--- start of PROVIDED DATA ---

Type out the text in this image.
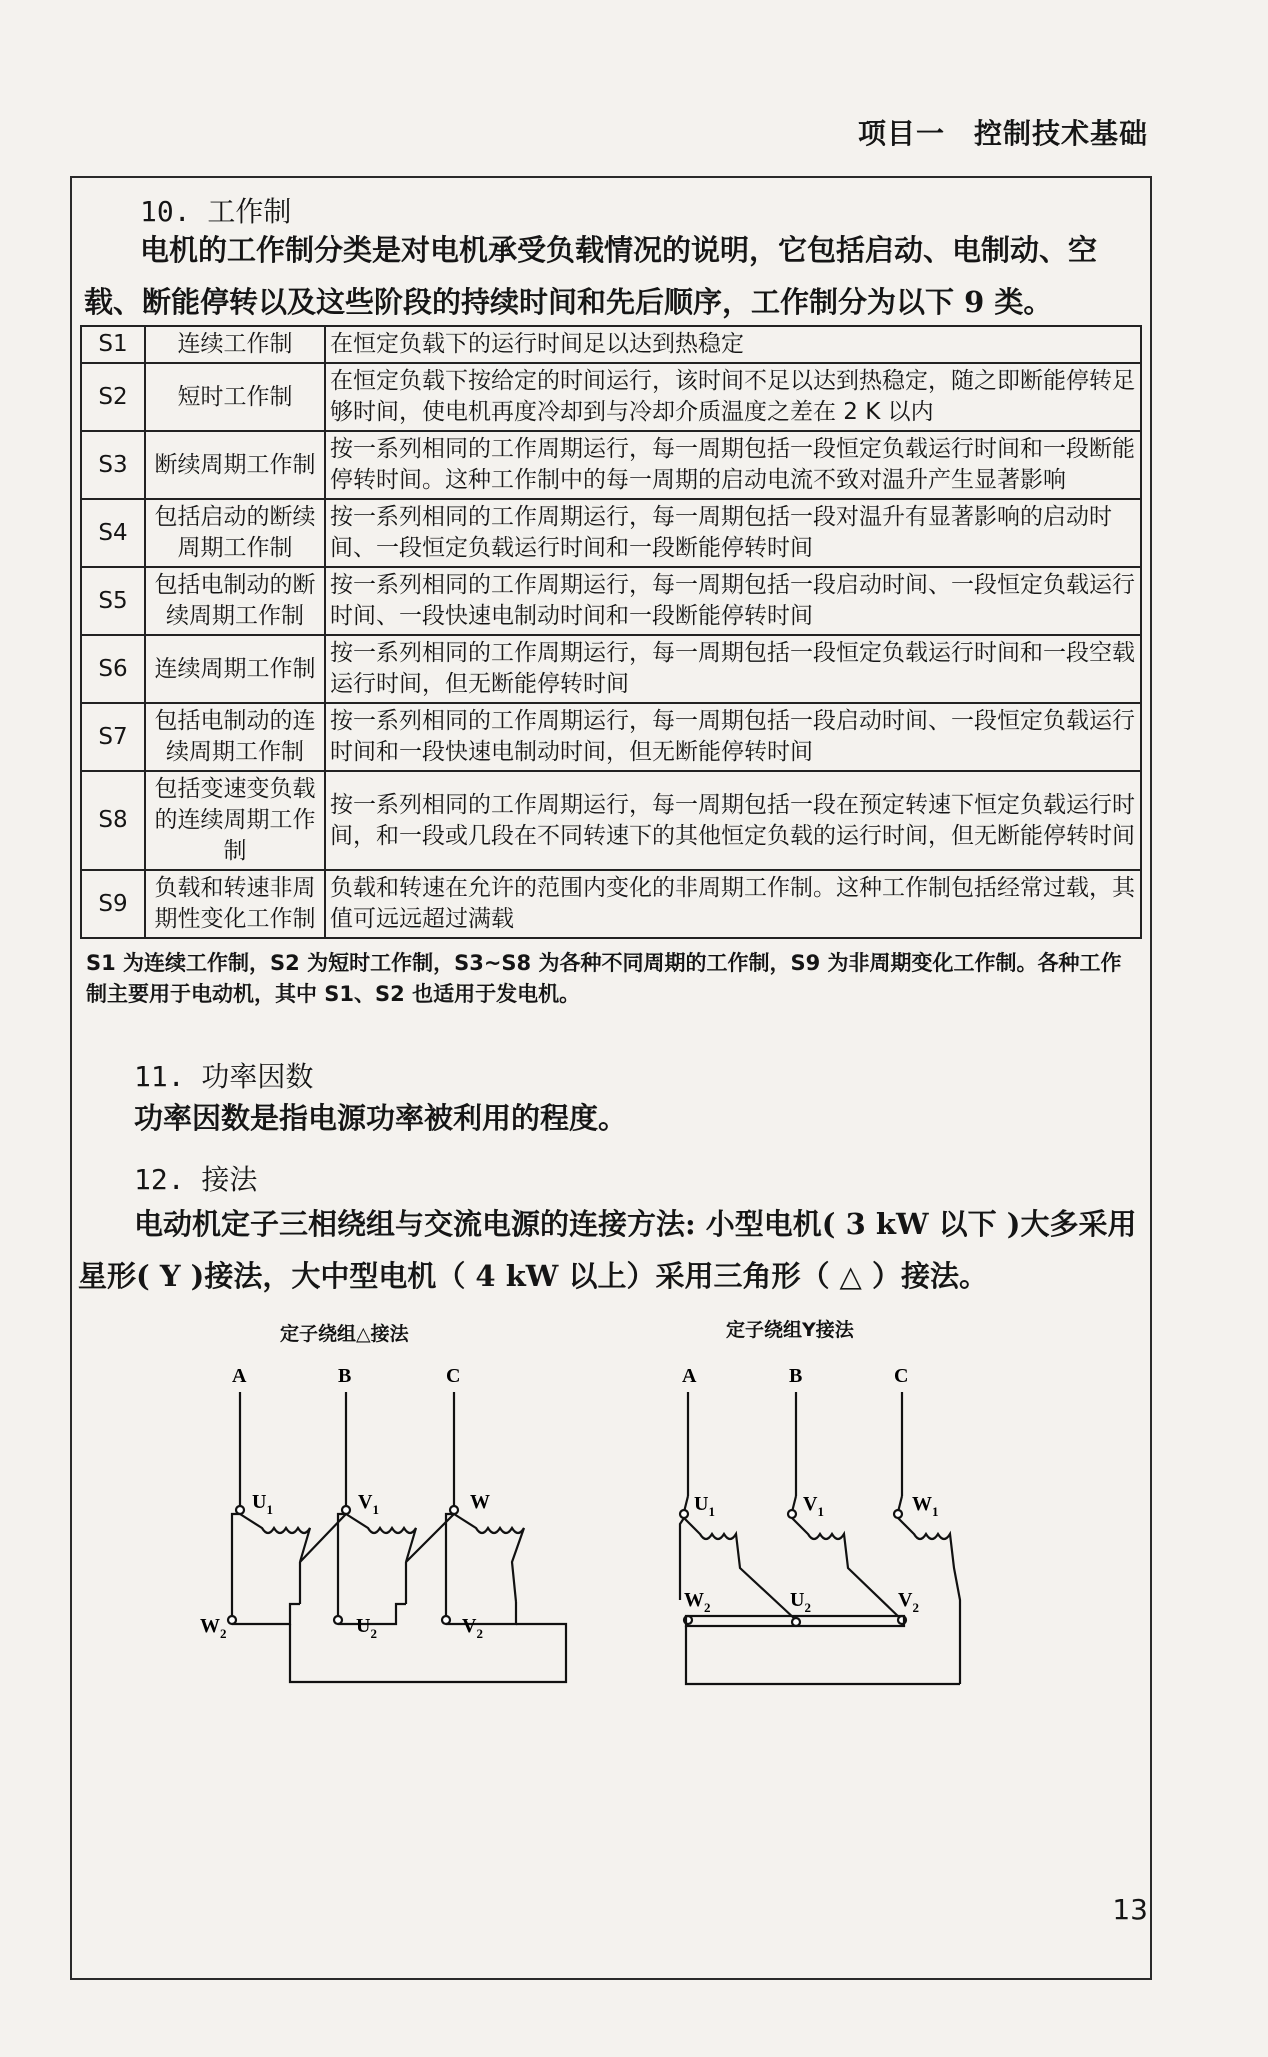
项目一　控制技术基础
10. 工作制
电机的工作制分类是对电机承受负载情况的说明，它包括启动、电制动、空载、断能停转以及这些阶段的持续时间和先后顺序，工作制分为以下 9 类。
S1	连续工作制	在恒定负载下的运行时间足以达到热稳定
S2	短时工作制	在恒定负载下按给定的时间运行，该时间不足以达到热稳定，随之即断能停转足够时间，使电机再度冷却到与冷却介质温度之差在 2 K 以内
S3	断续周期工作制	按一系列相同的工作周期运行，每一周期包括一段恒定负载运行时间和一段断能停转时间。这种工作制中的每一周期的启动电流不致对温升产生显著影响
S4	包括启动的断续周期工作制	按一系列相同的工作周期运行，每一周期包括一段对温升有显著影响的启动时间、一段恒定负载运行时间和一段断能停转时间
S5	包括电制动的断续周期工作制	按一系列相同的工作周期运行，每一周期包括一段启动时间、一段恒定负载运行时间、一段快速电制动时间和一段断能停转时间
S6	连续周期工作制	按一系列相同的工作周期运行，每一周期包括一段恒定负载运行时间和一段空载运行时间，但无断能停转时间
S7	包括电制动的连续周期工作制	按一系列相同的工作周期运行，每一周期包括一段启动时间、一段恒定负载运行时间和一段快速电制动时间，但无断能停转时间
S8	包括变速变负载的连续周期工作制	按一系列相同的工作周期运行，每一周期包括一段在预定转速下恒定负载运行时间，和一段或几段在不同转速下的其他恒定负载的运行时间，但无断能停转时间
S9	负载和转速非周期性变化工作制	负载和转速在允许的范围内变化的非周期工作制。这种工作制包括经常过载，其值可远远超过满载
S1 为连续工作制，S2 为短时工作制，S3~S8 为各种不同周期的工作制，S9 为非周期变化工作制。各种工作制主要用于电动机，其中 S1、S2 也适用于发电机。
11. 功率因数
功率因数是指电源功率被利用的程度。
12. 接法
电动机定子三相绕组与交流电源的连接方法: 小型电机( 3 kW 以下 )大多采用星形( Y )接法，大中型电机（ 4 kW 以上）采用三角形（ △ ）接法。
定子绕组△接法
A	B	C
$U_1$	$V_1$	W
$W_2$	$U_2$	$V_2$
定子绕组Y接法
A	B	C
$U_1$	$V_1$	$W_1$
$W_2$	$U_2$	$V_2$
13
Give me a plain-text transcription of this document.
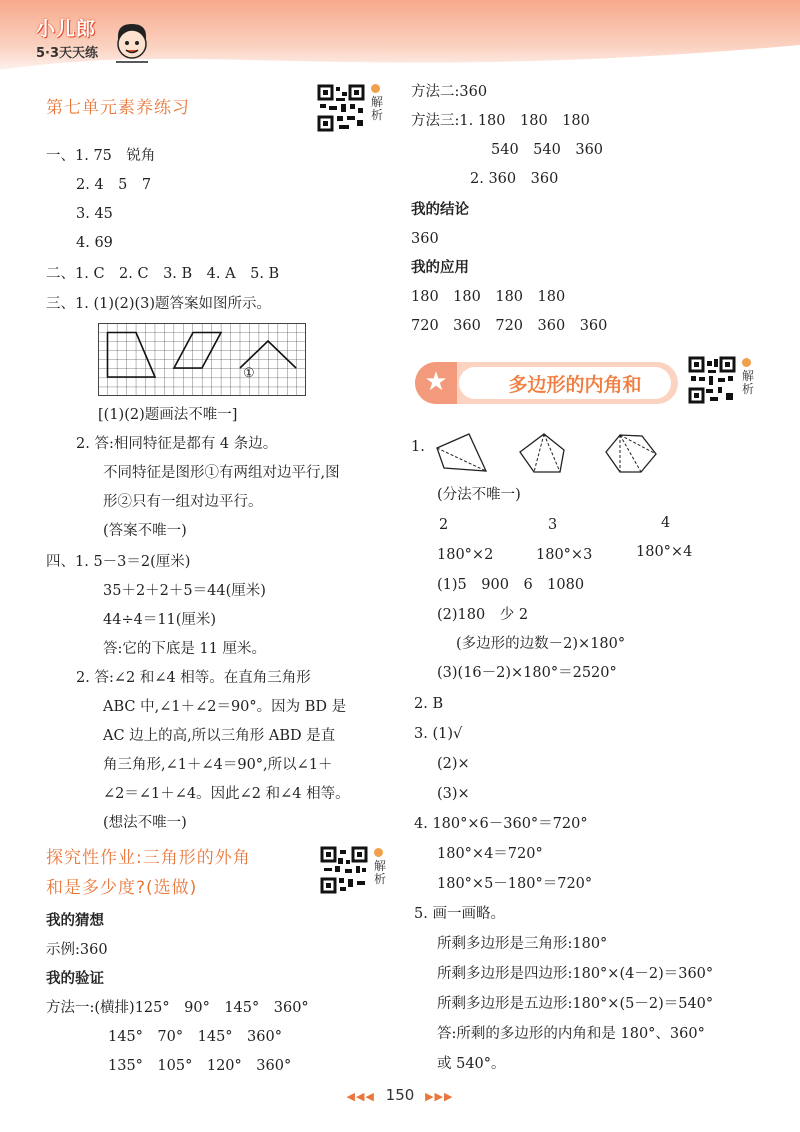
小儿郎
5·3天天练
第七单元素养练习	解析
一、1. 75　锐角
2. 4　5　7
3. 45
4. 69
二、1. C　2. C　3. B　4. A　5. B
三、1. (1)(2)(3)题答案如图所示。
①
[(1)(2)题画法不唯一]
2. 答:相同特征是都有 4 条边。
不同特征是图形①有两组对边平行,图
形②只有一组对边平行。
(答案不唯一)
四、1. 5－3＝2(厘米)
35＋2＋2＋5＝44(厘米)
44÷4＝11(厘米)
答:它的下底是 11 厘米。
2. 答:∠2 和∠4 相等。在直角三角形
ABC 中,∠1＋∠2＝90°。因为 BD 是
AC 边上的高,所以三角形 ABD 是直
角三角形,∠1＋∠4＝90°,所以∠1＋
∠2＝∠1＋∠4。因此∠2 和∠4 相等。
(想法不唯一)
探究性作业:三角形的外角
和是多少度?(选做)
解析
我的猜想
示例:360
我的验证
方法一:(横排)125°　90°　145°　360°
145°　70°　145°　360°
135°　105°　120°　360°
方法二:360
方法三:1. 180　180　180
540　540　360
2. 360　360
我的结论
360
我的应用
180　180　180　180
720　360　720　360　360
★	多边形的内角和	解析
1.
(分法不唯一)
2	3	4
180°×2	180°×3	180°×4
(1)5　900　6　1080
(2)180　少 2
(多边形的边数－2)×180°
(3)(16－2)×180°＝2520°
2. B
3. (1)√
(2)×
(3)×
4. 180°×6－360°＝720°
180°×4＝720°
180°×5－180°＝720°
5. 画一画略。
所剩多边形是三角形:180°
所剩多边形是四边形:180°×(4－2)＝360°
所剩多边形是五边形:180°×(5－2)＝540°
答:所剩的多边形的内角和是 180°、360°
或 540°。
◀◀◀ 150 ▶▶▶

--- end of PROVIDED DATA ---

» **WRITTEN INSTRUCTION**:
Go over the records above line by line and count those holding the word "但无断能停转时间". Reply only with the number.

» **EXERCISE RESULT**:
3